**What you need to do**
Read through the entries below and return each line with the word "المدارس".

**Records to process**
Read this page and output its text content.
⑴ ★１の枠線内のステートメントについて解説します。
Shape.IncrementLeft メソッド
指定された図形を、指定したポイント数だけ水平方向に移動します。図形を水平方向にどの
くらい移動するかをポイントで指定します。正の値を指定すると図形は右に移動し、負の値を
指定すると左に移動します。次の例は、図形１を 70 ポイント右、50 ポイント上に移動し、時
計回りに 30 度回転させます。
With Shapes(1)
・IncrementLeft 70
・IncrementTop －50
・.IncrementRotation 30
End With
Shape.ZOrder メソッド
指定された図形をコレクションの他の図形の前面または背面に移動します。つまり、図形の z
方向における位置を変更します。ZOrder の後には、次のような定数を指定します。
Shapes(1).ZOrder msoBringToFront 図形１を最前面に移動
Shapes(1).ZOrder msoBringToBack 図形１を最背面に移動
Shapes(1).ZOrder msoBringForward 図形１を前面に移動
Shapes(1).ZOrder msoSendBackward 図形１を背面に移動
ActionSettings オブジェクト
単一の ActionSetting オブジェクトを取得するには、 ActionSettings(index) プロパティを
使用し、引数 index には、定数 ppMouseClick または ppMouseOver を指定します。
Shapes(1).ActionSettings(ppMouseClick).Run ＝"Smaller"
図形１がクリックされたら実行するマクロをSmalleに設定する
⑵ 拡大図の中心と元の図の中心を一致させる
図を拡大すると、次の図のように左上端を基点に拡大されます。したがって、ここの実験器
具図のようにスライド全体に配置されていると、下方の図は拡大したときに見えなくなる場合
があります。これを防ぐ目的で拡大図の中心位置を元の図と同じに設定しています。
==
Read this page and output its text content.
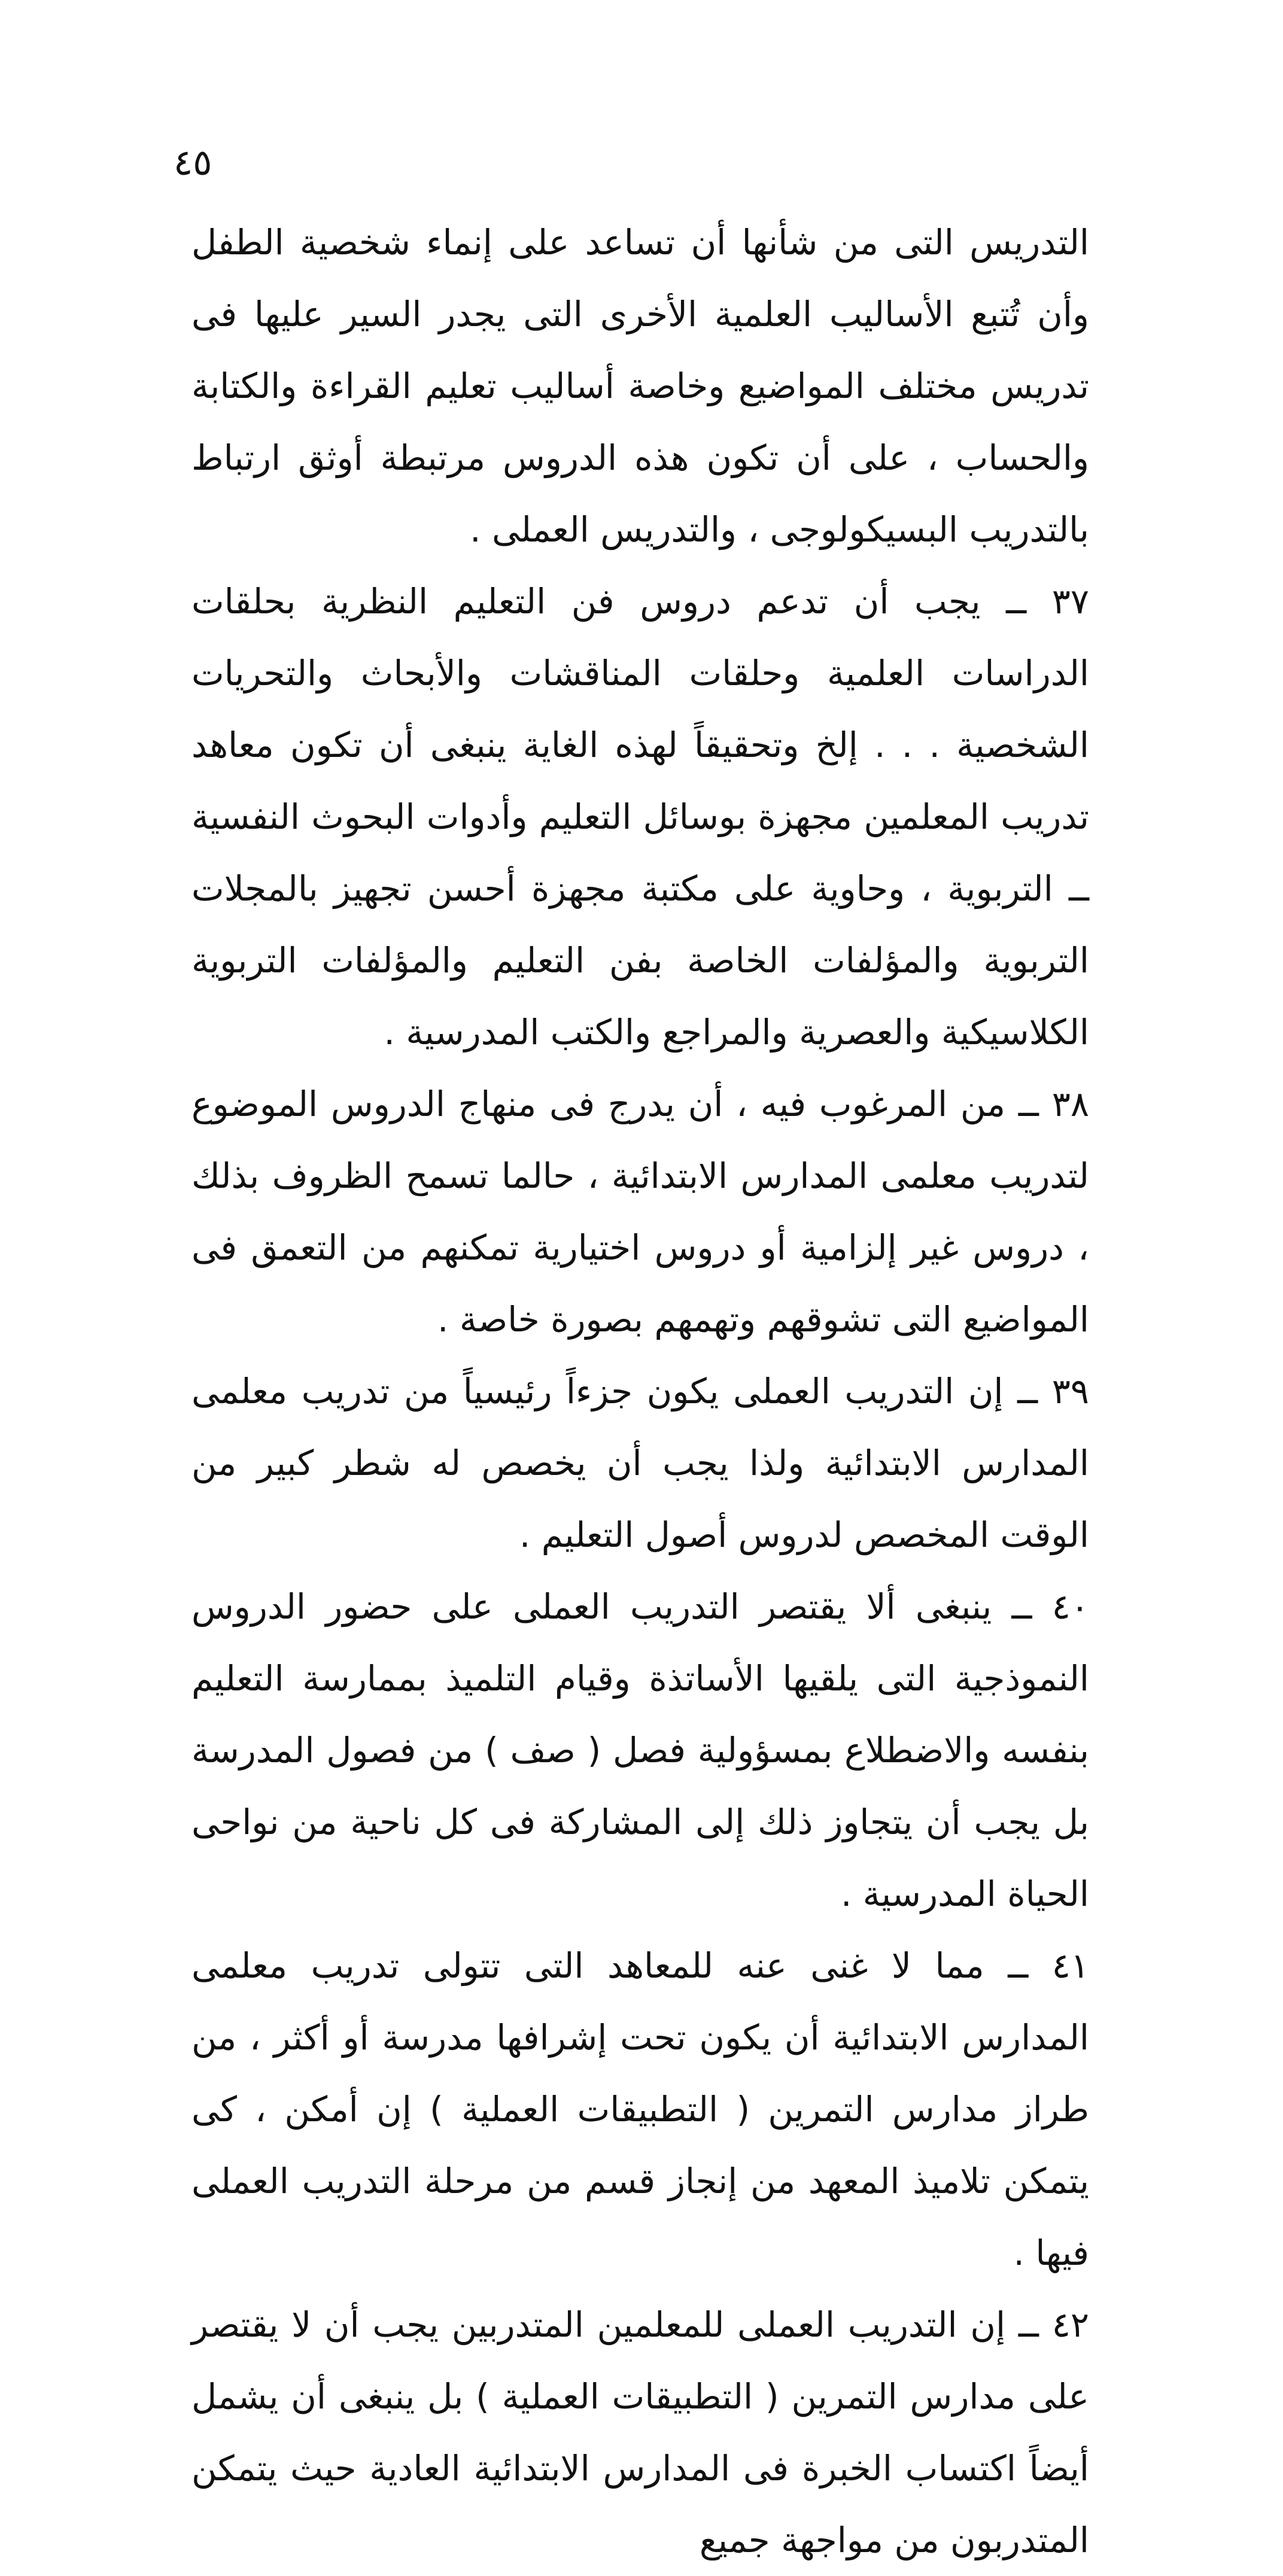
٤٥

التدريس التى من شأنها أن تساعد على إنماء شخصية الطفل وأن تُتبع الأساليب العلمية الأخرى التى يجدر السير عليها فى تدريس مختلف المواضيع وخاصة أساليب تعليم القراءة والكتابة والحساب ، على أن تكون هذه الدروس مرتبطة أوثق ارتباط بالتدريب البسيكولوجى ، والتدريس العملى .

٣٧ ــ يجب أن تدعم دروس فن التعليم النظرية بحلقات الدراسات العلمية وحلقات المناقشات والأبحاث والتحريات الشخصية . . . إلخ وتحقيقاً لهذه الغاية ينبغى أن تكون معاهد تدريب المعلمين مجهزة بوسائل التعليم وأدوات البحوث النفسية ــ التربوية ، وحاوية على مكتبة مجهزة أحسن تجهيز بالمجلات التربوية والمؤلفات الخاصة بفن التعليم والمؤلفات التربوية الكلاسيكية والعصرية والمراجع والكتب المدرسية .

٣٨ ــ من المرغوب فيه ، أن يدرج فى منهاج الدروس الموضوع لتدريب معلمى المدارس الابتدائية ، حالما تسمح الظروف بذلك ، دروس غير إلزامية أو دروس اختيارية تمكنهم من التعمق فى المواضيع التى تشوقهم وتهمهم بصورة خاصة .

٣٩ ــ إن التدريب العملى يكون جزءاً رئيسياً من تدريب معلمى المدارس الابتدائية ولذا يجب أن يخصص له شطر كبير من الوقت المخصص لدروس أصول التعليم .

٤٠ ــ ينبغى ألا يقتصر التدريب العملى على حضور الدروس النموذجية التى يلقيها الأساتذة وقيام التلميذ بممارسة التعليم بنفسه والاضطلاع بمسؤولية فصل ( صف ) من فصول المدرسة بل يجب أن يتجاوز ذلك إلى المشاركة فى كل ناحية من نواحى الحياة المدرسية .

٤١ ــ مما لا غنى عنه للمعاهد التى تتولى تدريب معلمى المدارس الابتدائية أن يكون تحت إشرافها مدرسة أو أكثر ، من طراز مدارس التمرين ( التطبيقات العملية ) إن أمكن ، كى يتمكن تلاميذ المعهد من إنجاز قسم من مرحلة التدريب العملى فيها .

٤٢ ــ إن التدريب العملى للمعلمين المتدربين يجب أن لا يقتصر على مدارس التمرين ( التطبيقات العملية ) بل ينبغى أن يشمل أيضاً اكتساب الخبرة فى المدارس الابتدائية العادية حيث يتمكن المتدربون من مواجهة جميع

**Finished task**
٣٨ ــ من المرغوب فيه ، أن يدرج فى منهاج الدروس الموضوع لتدريب معلمى المدارس الابتدائية ، حالما تسمح الظروف بذلك ، دروس غير إلزامية أو دروس اختيارية تمكنهم من التعمق فى المواضيع التى تشوقهم وتهمهم بصورة خاصة .
٣٩ ــ إن التدريب العملى يكون جزءاً رئيسياً من تدريب معلمى المدارس الابتدائية ولذا يجب أن يخصص له شطر كبير من الوقت المخصص لدروس أصول التعليم .
٤١ ــ مما لا غنى عنه للمعاهد التى تتولى تدريب معلمى المدارس الابتدائية أن يكون تحت إشرافها مدرسة أو أكثر ، من طراز مدارس التمرين ( التطبيقات العملية ) إن أمكن ، كى يتمكن تلاميذ المعهد من إنجاز قسم من مرحلة التدريب العملى فيها .
٤٢ ــ إن التدريب العملى للمعلمين المتدربين يجب أن لا يقتصر على مدارس التمرين ( التطبيقات العملية ) بل ينبغى أن يشمل أيضاً اكتساب الخبرة فى المدارس الابتدائية العادية حيث يتمكن المتدربون من مواجهة جميع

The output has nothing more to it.